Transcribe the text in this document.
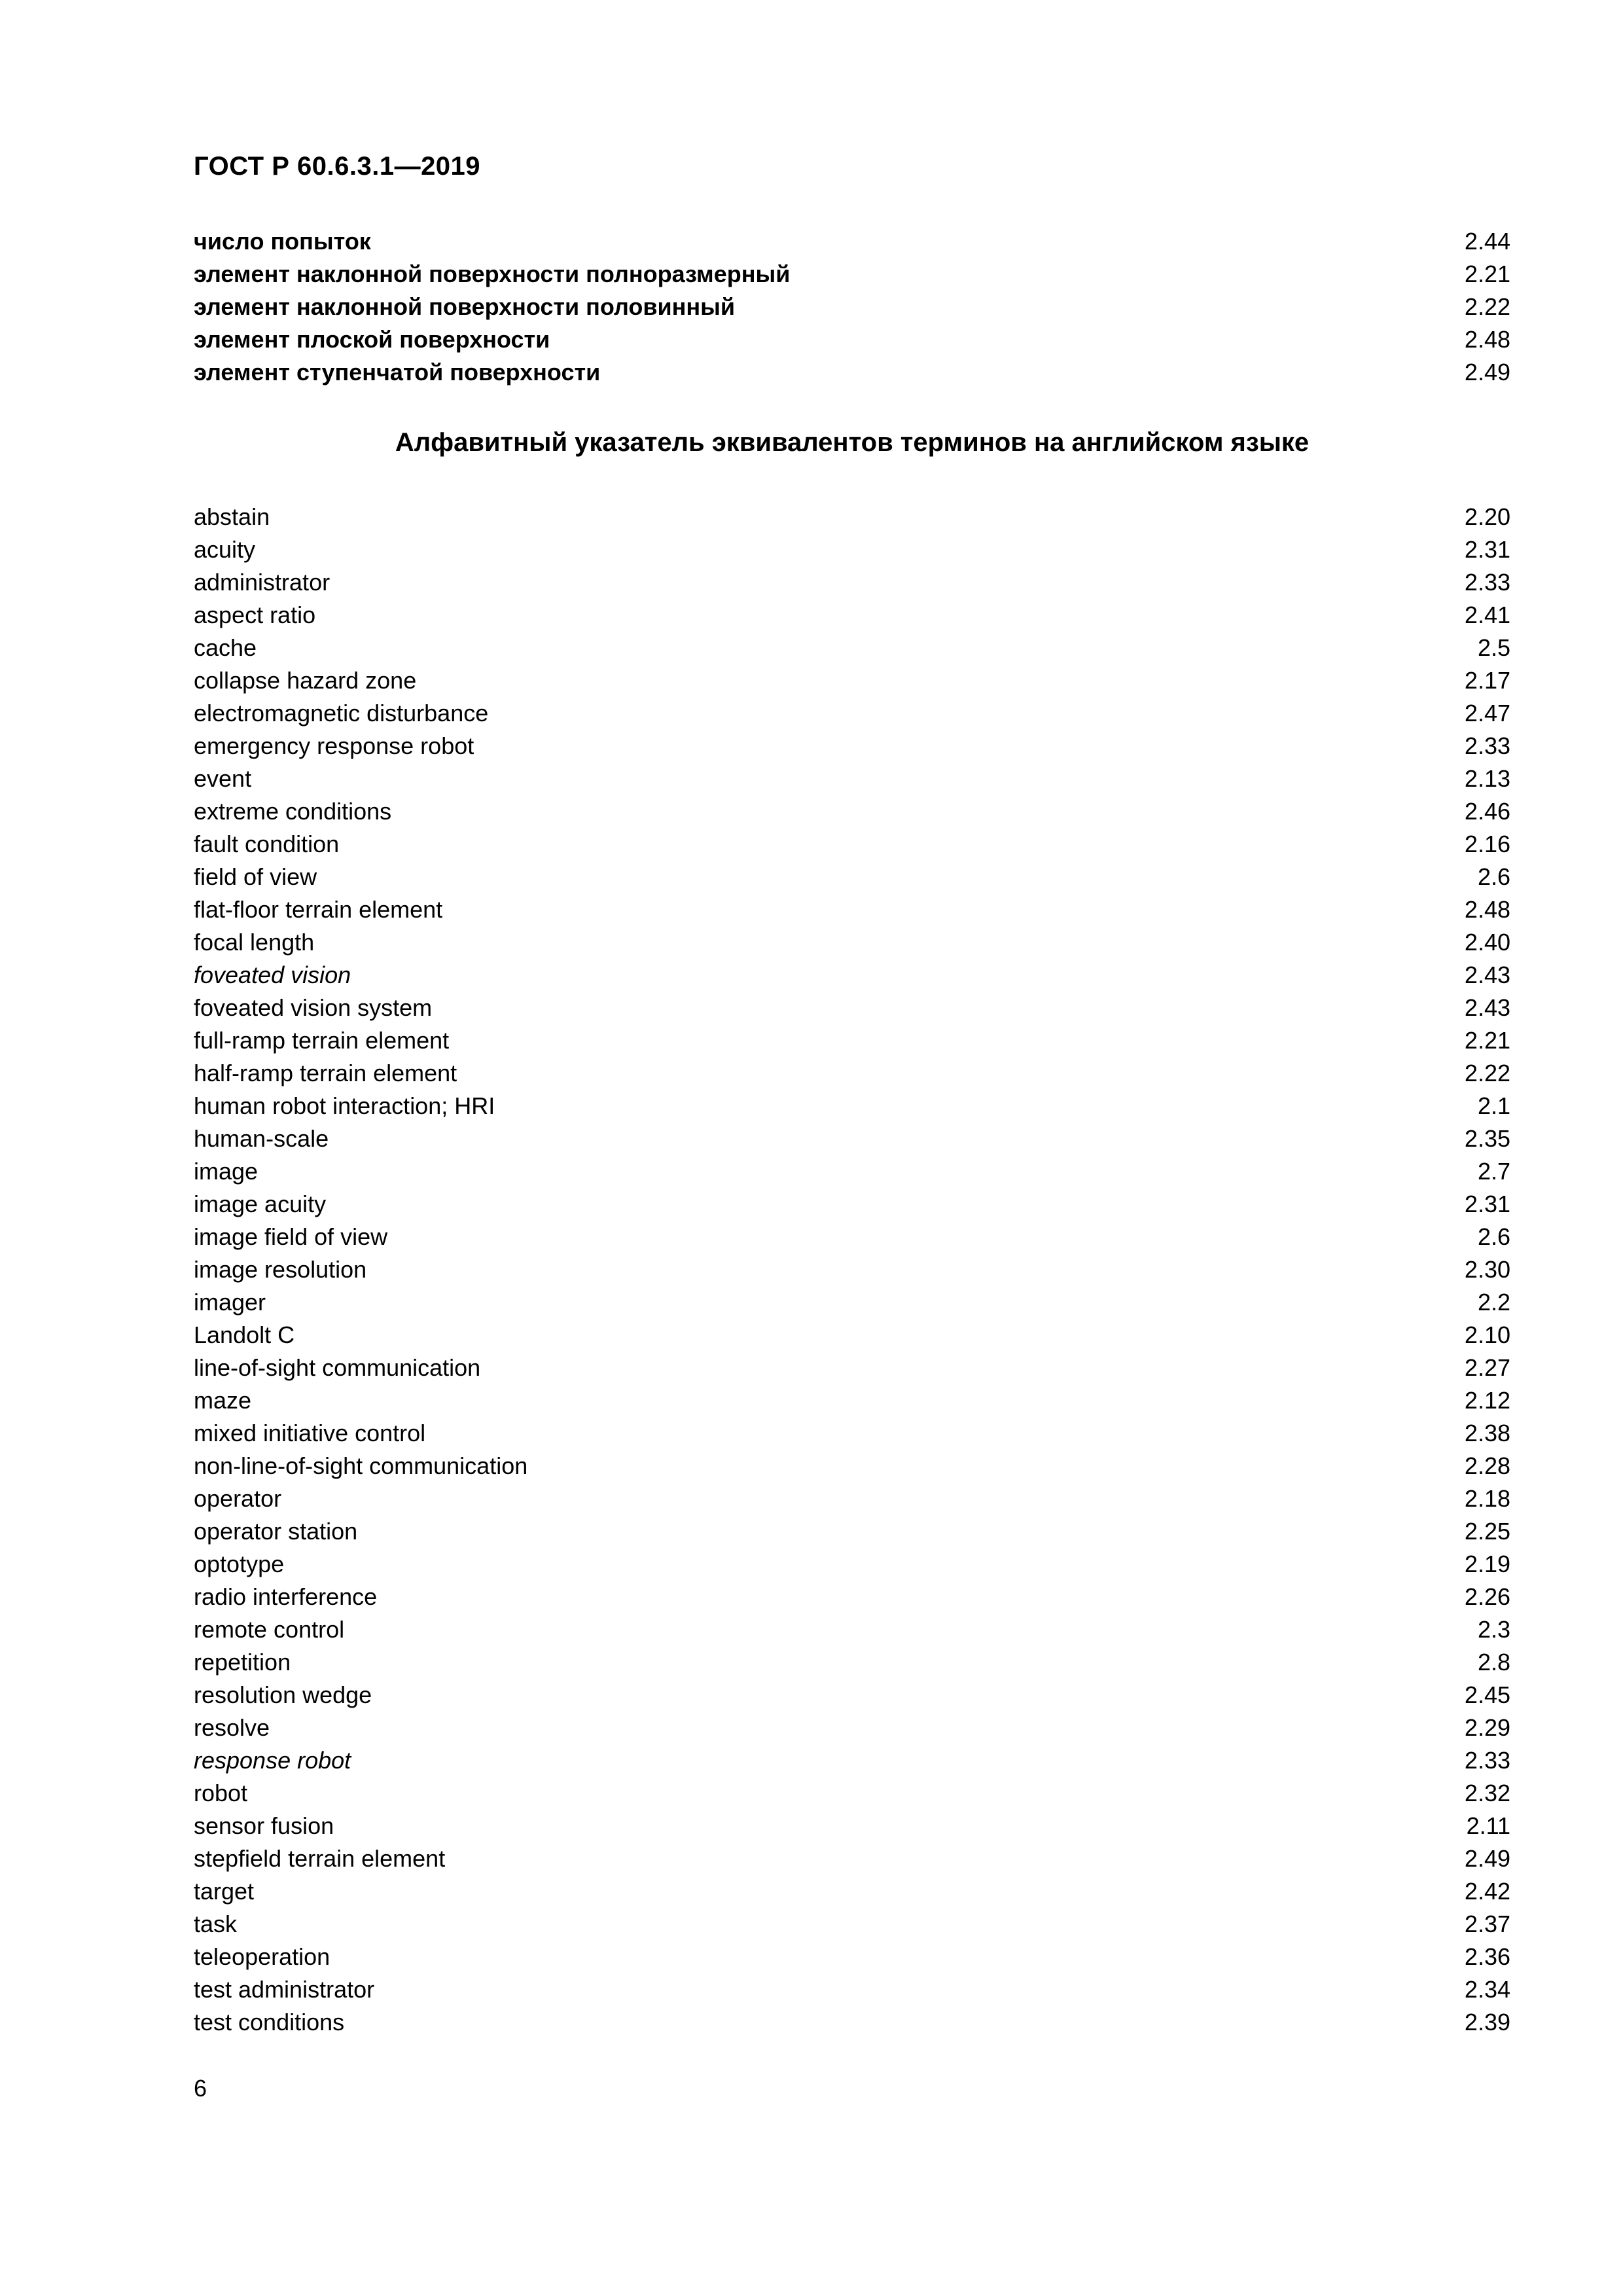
ГОСТ Р 60.6.3.1—2019
число попыток	2.44
элемент наклонной поверхности полноразмерный	2.21
элемент наклонной поверхности половинный	2.22
элемент плоской поверхности	2.48
элемент ступенчатой поверхности	2.49
Алфавитный указатель эквивалентов терминов на английском языке
abstain	2.20
acuity	2.31
administrator	2.33
aspect ratio	2.41
cache	2.5
collapse hazard zone	2.17
electromagnetic disturbance	2.47
emergency response robot	2.33
event	2.13
extreme conditions	2.46
fault condition	2.16
field of view	2.6
flat-floor terrain element	2.48
focal length	2.40
foveated vision	2.43
foveated vision system	2.43
full-ramp terrain element	2.21
half-ramp terrain element	2.22
human robot interaction; HRI	2.1
human-scale	2.35
image	2.7
image acuity	2.31
image field of view	2.6
image resolution	2.30
imager	2.2
Landolt C	2.10
line-of-sight communication	2.27
maze	2.12
mixed initiative control	2.38
non-line-of-sight communication	2.28
operator	2.18
operator station	2.25
optotype	2.19
radio interference	2.26
remote control	2.3
repetition	2.8
resolution wedge	2.45
resolve	2.29
response robot	2.33
robot	2.32
sensor fusion	2.11
stepfield terrain element	2.49
target	2.42
task	2.37
teleoperation	2.36
test administrator	2.34
test conditions	2.39
6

== == ==

Task goal.
Transcribe the entries above verbatim, omitting their pictures.

Result of the exercise.
Transcribe the text in this document.
ГОСТ Р 60.6.3.1—2019
число попыток	2.44
элемент наклонной поверхности полноразмерный	2.21
элемент наклонной поверхности половинный	2.22
элемент плоской поверхности	2.48
элемент ступенчатой поверхности	2.49
Алфавитный указатель эквивалентов терминов на английском языке
abstain	2.20
acuity	2.31
administrator	2.33
aspect ratio	2.41
cache	2.5
collapse hazard zone	2.17
electromagnetic disturbance	2.47
emergency response robot	2.33
event	2.13
extreme conditions	2.46
fault condition	2.16
field of view	2.6
flat-floor terrain element	2.48
focal length	2.40
foveated vision	2.43
foveated vision system	2.43
full-ramp terrain element	2.21
half-ramp terrain element	2.22
human robot interaction; HRI	2.1
human-scale	2.35
image	2.7
image acuity	2.31
image field of view	2.6
image resolution	2.30
imager	2.2
Landolt C	2.10
line-of-sight communication	2.27
maze	2.12
mixed initiative control	2.38
non-line-of-sight communication	2.28
operator	2.18
operator station	2.25
optotype	2.19
radio interference	2.26
remote control	2.3
repetition	2.8
resolution wedge	2.45
resolve	2.29
response robot	2.33
robot	2.32
sensor fusion	2.11
stepfield terrain element	2.49
target	2.42
task	2.37
teleoperation	2.36
test administrator	2.34
test conditions	2.39
6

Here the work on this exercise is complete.